**TASK OBJECTIVE**
Can you write out all the lines word for word, with no pictures?

**RECORDS SUPPLIED**
---------------

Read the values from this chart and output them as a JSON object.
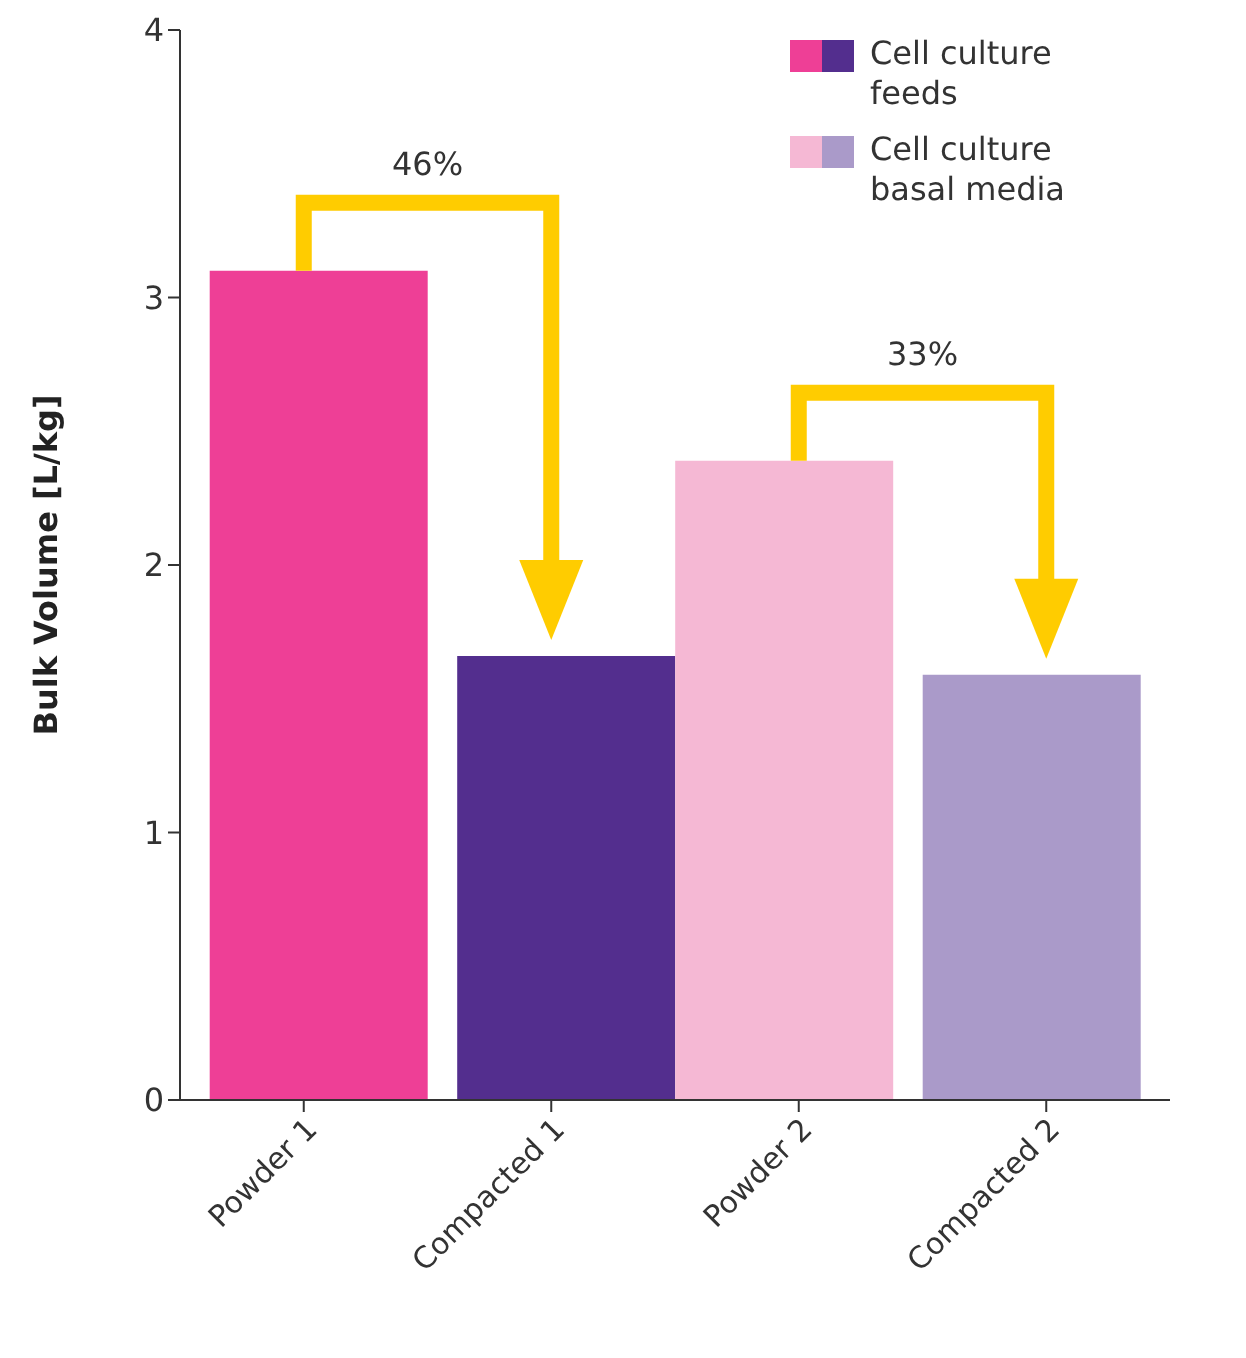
{
  "chart_data": {
    "type": "bar",
    "ylabel": "Bulk Volume [L/kg]",
    "categories": [
      "Powder 1",
      "Compacted 1",
      "Powder 2",
      "Compacted 2"
    ],
    "series": [
      {
        "name": "Cell culture feeds",
        "colors": [
          "#ee3f96",
          "#532e8e",
          null,
          null
        ],
        "values": [
          3.1,
          1.66,
          null,
          null
        ]
      },
      {
        "name": "Cell culture basal media",
        "colors": [
          null,
          null,
          "#f5b8d4",
          "#aa9ac9"
        ],
        "values": [
          null,
          null,
          2.39,
          1.59
        ]
      }
    ],
    "ylim": [
      0,
      4
    ],
    "yticks": [
      0,
      1,
      2,
      3,
      4
    ],
    "grid": false,
    "legend": "top right",
    "annotations": [
      "46%",
      "33%"
    ]
  }
}
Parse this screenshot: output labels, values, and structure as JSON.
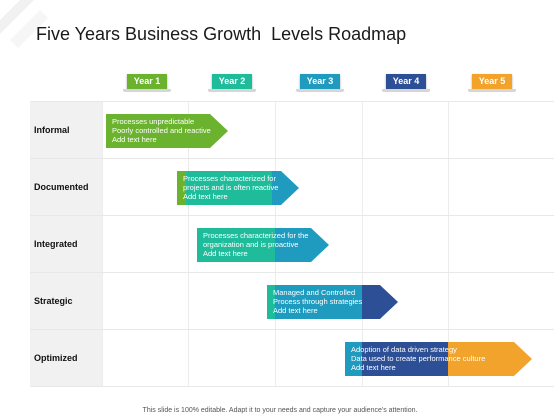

---------------

**FINISHED EXERCISE**
Read the values from this chart and output them as a JSON object.
{
  "chart_data": {
    "type": "bar",
    "ylabel": "Bulk Volume [L/kg]",
    "categories": [
      "Powder 1",
      "Compacted 1",
      "Powder 2",
      "Compacted 2"
    ],
    "series": [
      {
        "name": "Cell culture feeds",
        "colors": [
          "#ee3f96",
          "#532e8e",
          null,
          null
        ],
        "values": [
          3.1,
          1.66,
          null,
          null
        ]
      },
      {
        "name": "Cell culture basal media",
        "colors": [
          null,
          null,
          "#f5b8d4",
          "#aa9ac9"
        ],
        "values": [
          null,
          null,
          2.39,
          1.59
        ]
      }
    ],
    "ylim": [
      0,
      4
    ],
    "yticks": [
      0,
      1,
      2,
      3,
      4
    ],
    "grid": false,
    "legend": "top right",
    "annotations": [
      "46%",
      "33%"
    ]
  }
}
Parse this screenshot: output labels, values, and structure as JSON.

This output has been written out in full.